Data in this exercise:
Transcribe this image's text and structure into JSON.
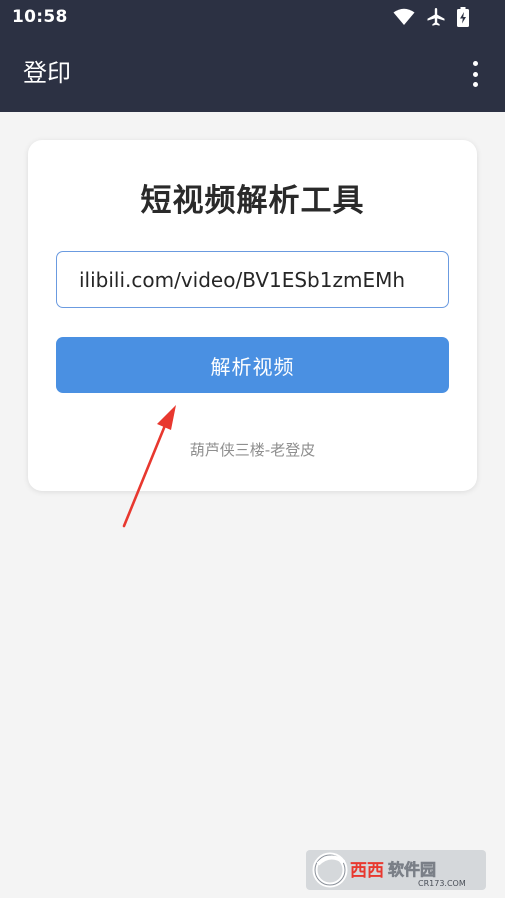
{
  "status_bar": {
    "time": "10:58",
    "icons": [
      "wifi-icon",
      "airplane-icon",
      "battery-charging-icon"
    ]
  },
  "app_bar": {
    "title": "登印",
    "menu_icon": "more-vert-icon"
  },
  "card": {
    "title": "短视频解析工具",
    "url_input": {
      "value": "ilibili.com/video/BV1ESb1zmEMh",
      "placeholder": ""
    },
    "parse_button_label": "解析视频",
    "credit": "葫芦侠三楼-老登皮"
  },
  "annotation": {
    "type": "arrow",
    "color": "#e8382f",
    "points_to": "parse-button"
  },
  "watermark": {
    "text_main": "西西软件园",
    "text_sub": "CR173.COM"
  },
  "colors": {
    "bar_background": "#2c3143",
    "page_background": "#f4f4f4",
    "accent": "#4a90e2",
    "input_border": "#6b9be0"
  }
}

==

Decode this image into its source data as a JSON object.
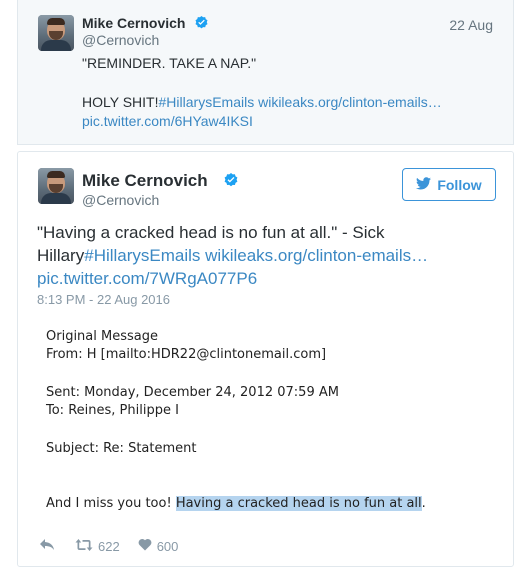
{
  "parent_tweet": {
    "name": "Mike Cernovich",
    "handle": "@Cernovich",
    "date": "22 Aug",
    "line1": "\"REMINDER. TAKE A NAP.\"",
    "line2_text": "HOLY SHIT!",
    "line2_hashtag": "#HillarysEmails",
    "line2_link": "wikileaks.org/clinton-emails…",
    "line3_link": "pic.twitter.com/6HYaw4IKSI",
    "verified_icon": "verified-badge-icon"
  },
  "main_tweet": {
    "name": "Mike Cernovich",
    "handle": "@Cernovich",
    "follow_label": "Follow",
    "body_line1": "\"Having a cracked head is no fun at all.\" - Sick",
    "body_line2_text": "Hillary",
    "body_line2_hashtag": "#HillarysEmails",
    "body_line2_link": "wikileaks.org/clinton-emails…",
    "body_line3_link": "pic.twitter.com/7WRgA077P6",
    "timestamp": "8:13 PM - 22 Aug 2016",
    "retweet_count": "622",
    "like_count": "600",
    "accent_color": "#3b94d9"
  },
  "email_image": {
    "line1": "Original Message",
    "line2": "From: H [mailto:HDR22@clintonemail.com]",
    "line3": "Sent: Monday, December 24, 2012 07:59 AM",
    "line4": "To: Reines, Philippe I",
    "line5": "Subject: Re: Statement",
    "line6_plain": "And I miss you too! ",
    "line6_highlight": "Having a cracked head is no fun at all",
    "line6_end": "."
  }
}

==

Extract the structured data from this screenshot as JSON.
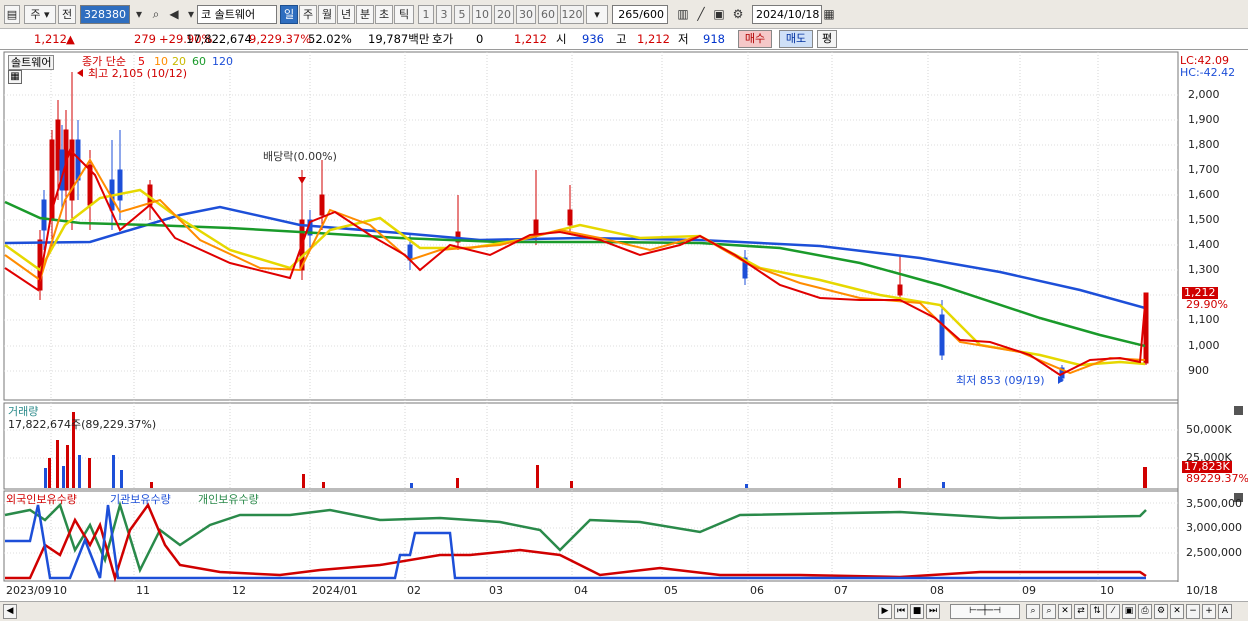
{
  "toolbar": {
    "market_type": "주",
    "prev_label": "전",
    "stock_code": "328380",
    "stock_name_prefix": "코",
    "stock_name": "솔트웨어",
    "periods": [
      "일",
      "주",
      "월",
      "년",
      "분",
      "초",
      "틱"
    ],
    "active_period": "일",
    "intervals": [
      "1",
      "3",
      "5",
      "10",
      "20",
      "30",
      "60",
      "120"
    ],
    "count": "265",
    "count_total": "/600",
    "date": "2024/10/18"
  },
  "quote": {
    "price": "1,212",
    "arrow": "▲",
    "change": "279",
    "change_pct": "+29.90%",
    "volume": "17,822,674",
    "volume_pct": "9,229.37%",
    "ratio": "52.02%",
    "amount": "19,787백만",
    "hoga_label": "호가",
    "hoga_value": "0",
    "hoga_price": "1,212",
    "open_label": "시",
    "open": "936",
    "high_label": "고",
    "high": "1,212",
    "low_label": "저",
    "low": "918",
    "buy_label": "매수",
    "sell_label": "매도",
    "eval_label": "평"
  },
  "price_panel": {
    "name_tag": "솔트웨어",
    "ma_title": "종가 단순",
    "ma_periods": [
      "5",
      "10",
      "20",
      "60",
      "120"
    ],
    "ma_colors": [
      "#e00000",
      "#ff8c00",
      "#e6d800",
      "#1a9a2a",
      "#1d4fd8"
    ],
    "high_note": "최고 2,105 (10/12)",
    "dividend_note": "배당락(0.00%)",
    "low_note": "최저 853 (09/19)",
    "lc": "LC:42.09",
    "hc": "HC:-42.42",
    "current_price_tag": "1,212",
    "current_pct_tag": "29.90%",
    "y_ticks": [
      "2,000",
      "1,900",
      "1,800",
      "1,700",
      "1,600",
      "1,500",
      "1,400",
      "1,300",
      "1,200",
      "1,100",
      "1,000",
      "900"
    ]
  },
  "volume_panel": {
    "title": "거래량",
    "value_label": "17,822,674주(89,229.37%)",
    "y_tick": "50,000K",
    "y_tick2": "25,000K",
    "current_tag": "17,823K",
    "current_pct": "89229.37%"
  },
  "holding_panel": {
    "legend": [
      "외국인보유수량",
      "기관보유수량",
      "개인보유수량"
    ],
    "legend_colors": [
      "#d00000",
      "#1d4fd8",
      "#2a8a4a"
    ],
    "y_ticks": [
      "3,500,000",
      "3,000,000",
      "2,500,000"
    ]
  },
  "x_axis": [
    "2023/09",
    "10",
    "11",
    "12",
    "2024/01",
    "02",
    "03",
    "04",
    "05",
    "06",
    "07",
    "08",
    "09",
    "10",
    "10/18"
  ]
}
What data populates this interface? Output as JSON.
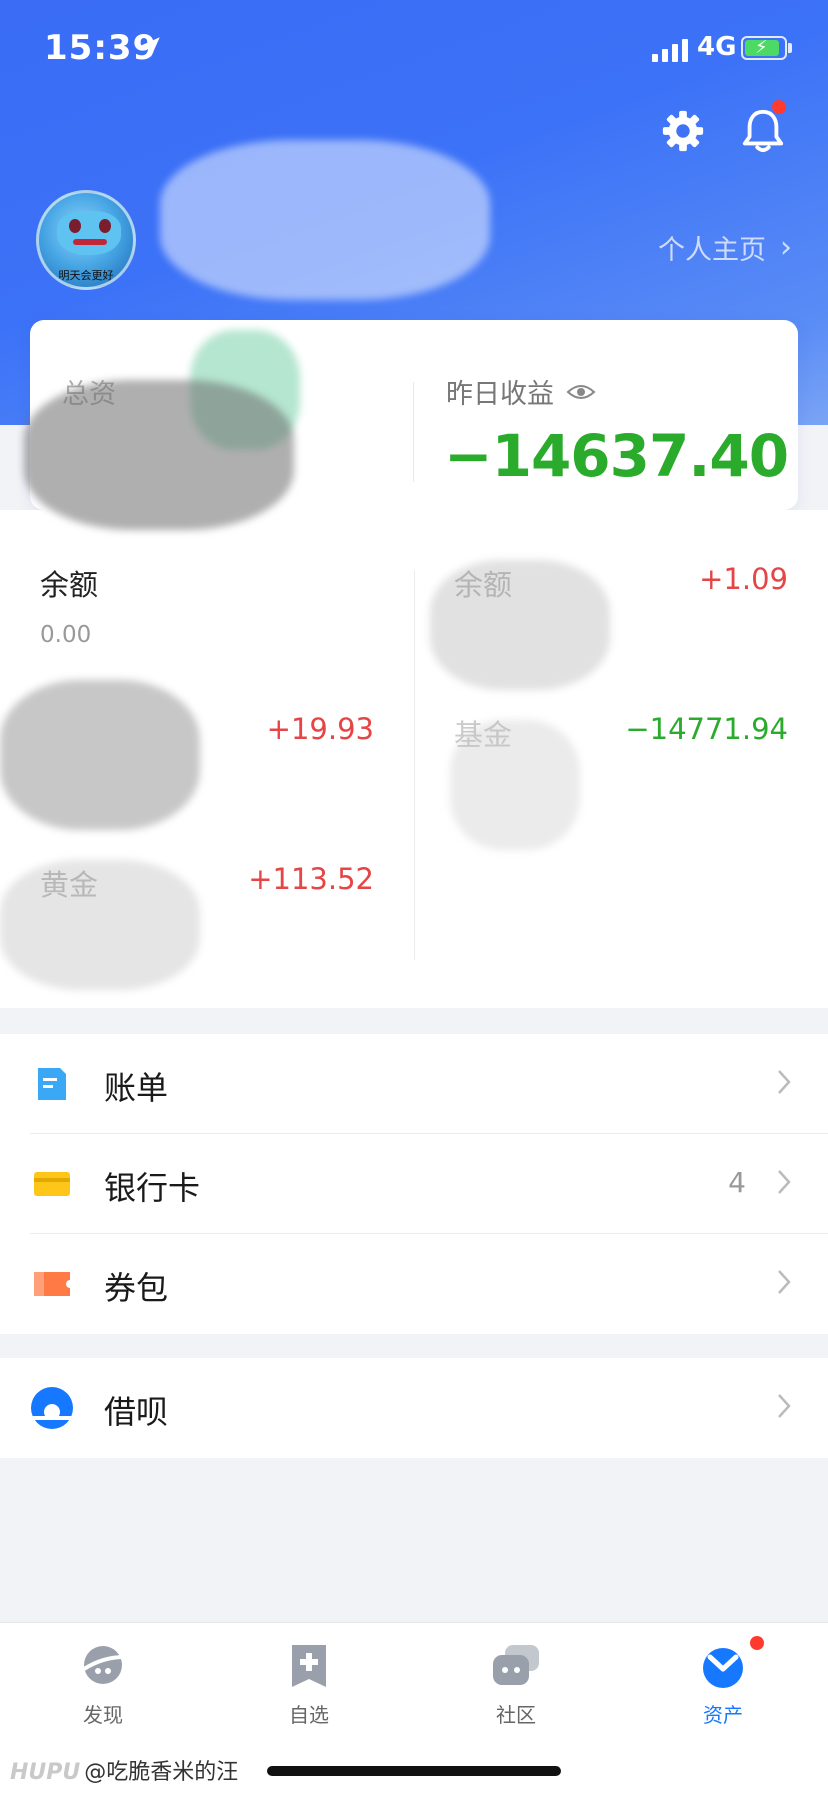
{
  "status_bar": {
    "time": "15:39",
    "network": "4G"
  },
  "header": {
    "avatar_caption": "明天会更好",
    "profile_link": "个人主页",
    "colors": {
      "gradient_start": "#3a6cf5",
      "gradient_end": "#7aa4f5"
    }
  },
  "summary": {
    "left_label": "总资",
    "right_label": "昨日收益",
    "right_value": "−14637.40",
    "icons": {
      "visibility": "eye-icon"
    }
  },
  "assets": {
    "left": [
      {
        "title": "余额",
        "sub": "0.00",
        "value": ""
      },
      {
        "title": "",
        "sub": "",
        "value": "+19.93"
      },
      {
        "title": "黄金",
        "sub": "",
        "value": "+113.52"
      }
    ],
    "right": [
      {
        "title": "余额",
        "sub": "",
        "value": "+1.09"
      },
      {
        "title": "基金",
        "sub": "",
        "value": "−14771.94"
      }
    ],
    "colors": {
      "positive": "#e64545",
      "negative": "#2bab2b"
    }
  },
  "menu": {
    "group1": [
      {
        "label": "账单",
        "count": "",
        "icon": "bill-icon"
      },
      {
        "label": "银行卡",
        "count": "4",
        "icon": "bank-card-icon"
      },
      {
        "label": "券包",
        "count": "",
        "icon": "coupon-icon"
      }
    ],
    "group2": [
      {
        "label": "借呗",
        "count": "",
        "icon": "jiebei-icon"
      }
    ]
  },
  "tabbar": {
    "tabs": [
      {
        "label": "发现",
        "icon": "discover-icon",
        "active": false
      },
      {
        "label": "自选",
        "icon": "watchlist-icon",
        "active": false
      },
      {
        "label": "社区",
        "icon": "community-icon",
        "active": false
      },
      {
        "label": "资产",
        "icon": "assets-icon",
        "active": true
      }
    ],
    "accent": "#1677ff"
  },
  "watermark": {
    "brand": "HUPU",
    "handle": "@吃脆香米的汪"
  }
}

Exercise description:
Scan the material above for the string "twitter" and report each line where you find it.

Solution for this task:
    "line3_link": "pic.twitter.com/6HYaw4IKSI",
    "body_line3_link": "pic.twitter.com/7WRgA077P6",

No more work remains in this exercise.